Text section ::
○ ○ ○ ○

For example, one of my web projects (written by a junior developer) executes over 100 queries just to load the home page. The reason is that in one place, a method will load an object, but later on deeper in the code, it will load some other object(s) that are related to the first object.
This leads to the other part of the question which is what are people doing in situations where you have a table that in one part of the code only needs the values for a few columns, and another part needs something else? Right now (in the same project), there is one get() method for each object, and it does a "SELECT *" (or lists all the columns in the table explicitly) so that anytime you need the object for any reason, you get the whole thing.
So, in other words, you hear all the talk about how SELECT * is bad, but if you try to use a ORM class that comes with the framework, it wants to do just that usually. Are you stuck to choosing ORM with SELECT * vs writing the specific SQL queries by hand? It just seems to me that we're stuck between convenience and efficiency, and if I hand write the queries, if I add a column, I'm most likely going to have to add it to several places in the code.
Sorry for the long question, but I'm explaining the background to get some mindsets from other developers rather than maybe a specific solution. I know that we can always use something like Memcached, but I would rather optimize what we can before getting into that.
Thanks for any ideas.
First, assuming you are proficient at SQL and schema design, there are very few instances where any abstraction layer that removes you from the SQL statements will exceed the efficiency of writing the SQL by hand. More often than not, you will end up with suboptimal data access.
There's no excuse for 100 queries just to generate one web page.
Second, if you are using the Object Oriented features of PHP, you will have good abstractions for collections of objects, and the kinds of extended properties that map to SQL joins. But the important thing to keep in mind is to write the best abstracted objects you can, without regard to SQL strategies.
When I write PHP code this way, I always find that I'm able to map the data requirements for each web page to very few, very efficient SQL queries if my schema is proper and my classes are proper. And not only that, but my experience is that this is the simplest and fastest way to implement. Putting framework stuff in the middle between PHP classes and a good solid thin DAL (note: NOT embedded SQL or dbms calls) is the best example I can think of to illustrate the concept of "leaky abstractions".
I got a little lost with your question, but if you are looking for a way to do database access, you can do it couple of ways. Your MVC can use Zend framework that comes with database access abstractions, you can use that.
Also keep in mind that you should design your system well to ensure there is no contention in the database as your queries are all scattered across the php pages and may lock tables resulting in the overall web application deteriorating in performance and becoming slower over time.

○ ○ ○ ○

Items listed in a dataset ::
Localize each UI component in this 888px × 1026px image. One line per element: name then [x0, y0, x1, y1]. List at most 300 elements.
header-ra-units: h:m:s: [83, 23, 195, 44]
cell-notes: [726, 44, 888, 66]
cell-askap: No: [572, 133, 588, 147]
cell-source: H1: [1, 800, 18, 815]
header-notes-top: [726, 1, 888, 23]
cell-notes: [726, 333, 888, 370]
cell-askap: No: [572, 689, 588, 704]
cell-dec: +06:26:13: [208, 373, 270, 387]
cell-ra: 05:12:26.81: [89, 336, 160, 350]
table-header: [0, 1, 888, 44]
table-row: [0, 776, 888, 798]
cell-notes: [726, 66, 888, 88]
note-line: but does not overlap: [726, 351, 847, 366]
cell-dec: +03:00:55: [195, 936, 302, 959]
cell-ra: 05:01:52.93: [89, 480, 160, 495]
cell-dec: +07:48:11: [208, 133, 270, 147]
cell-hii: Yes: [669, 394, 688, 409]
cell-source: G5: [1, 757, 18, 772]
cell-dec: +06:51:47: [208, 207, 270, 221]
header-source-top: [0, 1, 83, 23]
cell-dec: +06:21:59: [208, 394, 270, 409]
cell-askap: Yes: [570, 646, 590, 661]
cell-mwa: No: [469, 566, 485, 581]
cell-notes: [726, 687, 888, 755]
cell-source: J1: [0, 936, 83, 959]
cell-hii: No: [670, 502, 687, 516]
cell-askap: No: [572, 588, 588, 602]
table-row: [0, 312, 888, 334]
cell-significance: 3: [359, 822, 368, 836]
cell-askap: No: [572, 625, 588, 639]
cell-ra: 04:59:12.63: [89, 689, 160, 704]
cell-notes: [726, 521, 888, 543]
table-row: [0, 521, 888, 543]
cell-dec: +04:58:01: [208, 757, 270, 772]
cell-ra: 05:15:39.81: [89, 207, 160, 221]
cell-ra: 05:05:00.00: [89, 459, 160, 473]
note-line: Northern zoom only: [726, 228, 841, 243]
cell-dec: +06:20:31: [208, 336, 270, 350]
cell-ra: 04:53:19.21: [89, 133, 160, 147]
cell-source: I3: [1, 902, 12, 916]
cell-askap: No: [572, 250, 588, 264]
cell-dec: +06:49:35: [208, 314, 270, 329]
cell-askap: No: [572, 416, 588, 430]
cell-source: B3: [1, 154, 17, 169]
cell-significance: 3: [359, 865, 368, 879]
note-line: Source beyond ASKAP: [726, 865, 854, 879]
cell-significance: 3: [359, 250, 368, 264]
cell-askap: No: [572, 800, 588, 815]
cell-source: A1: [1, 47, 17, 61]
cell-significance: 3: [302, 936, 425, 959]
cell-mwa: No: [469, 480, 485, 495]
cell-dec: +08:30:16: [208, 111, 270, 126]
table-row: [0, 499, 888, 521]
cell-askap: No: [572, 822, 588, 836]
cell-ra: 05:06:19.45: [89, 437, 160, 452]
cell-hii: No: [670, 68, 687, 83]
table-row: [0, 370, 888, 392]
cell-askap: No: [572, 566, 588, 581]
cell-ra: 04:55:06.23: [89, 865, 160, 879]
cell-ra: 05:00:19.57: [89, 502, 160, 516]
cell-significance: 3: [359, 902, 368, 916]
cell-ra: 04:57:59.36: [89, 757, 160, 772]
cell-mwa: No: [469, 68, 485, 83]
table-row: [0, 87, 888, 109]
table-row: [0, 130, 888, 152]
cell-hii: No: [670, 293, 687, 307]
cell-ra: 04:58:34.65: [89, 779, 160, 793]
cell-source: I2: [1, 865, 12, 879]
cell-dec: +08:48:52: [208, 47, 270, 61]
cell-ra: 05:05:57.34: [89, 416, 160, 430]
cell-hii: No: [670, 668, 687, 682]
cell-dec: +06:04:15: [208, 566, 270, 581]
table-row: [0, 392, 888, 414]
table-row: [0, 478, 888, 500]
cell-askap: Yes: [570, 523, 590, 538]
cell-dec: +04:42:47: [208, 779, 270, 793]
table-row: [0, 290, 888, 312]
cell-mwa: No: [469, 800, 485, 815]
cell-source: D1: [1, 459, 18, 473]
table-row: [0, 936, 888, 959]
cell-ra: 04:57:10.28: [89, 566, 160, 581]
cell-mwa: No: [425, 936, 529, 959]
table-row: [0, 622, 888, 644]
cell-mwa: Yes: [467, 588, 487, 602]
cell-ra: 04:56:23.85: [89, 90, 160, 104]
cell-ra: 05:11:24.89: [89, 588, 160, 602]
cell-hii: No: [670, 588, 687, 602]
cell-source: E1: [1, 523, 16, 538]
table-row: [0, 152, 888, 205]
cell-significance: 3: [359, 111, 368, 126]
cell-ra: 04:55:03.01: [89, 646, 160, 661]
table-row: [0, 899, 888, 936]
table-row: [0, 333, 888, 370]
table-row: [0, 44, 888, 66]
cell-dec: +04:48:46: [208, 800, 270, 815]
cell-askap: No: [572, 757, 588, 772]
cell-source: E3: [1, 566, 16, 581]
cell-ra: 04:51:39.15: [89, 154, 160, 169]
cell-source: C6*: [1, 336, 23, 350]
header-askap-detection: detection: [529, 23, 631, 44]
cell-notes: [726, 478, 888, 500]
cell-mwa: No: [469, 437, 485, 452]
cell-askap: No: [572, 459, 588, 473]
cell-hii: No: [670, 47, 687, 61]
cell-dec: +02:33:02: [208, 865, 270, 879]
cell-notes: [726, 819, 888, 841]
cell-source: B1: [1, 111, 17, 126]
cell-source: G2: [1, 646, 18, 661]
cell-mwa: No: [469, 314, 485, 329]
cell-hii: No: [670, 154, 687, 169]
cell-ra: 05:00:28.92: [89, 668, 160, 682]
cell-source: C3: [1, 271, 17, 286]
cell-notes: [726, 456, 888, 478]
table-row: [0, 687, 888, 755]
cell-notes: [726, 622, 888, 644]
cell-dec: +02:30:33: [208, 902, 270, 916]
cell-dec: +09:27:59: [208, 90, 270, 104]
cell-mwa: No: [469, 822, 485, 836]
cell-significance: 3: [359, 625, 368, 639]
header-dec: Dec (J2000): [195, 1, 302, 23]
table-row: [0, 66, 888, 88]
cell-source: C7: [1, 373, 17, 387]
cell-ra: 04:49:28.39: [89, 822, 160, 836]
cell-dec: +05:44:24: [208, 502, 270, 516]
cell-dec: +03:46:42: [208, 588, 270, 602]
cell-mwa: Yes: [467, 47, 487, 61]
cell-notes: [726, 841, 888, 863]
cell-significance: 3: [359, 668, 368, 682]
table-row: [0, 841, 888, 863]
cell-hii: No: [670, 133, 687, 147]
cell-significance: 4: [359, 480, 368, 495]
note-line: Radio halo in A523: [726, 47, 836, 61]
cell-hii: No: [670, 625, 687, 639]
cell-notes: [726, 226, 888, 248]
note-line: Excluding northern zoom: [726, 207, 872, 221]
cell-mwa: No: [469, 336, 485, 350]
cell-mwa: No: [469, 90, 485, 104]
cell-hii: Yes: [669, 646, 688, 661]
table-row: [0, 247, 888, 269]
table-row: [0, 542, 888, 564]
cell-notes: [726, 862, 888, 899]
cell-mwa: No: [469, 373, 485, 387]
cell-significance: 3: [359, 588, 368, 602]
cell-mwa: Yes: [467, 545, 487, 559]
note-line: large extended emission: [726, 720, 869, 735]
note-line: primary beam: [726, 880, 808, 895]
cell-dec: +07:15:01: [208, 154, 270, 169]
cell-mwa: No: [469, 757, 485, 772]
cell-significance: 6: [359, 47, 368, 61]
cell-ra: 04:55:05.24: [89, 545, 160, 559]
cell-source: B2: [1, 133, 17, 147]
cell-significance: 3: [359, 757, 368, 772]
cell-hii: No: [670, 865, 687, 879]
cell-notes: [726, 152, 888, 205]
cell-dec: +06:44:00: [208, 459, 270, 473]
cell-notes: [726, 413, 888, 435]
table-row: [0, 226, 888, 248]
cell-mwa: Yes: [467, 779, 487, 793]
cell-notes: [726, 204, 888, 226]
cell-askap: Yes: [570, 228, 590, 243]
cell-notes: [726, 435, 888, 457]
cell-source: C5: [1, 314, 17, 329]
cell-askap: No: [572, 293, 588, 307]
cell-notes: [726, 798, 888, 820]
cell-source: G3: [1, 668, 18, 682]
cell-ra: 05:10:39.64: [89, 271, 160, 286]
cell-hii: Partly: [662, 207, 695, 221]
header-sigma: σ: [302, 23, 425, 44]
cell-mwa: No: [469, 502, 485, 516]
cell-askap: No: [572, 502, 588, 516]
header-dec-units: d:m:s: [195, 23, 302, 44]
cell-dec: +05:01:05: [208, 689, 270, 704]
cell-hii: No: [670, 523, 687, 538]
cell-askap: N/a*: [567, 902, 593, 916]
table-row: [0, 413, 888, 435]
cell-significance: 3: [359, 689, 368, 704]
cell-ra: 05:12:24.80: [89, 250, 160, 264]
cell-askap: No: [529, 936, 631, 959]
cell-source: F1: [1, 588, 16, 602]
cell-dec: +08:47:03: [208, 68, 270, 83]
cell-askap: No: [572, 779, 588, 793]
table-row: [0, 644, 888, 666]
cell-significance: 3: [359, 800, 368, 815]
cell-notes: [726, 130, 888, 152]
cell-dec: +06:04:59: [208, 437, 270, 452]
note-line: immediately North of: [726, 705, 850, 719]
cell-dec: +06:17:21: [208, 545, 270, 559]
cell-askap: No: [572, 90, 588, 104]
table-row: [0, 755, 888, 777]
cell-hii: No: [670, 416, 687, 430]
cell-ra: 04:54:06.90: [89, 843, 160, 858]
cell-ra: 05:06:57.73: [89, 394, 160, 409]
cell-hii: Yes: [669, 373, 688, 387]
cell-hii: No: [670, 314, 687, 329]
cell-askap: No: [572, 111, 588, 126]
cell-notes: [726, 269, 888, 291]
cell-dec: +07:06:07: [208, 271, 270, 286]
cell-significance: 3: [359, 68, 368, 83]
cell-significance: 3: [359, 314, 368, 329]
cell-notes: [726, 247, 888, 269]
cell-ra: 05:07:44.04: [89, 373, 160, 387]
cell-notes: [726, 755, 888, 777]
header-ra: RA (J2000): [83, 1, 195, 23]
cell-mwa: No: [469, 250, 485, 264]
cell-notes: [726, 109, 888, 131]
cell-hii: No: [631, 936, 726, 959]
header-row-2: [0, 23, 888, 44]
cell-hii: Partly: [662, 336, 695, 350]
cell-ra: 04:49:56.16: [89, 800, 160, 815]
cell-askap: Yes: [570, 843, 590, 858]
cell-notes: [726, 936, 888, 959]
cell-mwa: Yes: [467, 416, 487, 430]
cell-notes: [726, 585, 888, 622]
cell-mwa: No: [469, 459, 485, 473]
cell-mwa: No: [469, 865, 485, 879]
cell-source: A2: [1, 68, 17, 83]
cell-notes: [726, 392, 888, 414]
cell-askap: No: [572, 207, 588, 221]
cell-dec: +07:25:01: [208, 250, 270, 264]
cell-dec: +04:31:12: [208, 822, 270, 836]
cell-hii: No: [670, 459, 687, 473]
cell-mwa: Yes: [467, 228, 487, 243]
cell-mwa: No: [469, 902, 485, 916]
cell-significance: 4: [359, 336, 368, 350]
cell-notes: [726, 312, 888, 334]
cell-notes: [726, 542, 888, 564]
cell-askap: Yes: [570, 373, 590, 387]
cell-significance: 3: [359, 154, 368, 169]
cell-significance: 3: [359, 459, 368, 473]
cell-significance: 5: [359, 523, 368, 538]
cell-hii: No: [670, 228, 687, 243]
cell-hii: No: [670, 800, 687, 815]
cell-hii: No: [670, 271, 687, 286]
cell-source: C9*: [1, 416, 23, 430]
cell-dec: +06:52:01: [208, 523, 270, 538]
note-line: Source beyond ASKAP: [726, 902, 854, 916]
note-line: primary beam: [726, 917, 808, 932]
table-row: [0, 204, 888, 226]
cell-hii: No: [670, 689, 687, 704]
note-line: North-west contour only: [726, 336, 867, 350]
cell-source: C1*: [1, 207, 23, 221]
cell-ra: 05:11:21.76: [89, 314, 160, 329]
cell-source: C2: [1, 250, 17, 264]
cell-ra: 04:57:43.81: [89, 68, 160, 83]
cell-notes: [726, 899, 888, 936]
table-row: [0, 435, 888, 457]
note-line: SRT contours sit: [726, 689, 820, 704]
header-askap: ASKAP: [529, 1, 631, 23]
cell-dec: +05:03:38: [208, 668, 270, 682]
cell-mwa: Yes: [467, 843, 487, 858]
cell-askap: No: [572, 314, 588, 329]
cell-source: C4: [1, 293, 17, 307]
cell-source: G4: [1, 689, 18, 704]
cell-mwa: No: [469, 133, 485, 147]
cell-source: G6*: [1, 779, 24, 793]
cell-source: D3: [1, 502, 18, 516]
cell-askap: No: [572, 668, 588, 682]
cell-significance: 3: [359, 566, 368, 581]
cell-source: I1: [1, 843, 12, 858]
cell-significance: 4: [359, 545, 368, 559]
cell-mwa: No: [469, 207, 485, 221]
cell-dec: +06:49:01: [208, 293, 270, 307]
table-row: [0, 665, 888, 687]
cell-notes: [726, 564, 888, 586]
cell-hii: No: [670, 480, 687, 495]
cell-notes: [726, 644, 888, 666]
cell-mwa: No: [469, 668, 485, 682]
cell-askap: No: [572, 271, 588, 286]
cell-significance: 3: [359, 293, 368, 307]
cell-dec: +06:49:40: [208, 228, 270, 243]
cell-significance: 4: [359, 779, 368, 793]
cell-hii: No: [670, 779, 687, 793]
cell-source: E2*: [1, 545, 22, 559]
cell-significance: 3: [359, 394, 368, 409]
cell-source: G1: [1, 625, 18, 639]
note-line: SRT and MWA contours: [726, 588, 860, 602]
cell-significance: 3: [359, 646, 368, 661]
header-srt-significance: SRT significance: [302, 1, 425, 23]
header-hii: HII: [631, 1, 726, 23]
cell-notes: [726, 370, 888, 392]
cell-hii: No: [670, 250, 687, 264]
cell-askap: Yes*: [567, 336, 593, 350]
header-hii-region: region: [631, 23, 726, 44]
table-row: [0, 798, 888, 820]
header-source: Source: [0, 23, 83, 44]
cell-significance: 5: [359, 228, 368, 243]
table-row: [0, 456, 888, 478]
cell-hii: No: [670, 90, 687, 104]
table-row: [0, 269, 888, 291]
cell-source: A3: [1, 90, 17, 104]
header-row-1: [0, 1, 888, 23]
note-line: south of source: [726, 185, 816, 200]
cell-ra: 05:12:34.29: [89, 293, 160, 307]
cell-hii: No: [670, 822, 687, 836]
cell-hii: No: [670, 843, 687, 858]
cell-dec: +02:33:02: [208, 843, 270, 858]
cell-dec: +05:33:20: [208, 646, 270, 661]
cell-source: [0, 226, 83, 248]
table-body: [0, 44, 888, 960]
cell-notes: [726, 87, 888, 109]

○ ○ ○ ○

Return the part of the text on ORM and hand-written SQL from "I got a little" to "can use that.", copied without changes.

Task output ::
I got a little lost with your question, but if you are looking for a way to do database access, you can do it couple of ways. Your MVC can use Zend framework that comes with database access abstractions, you can use that.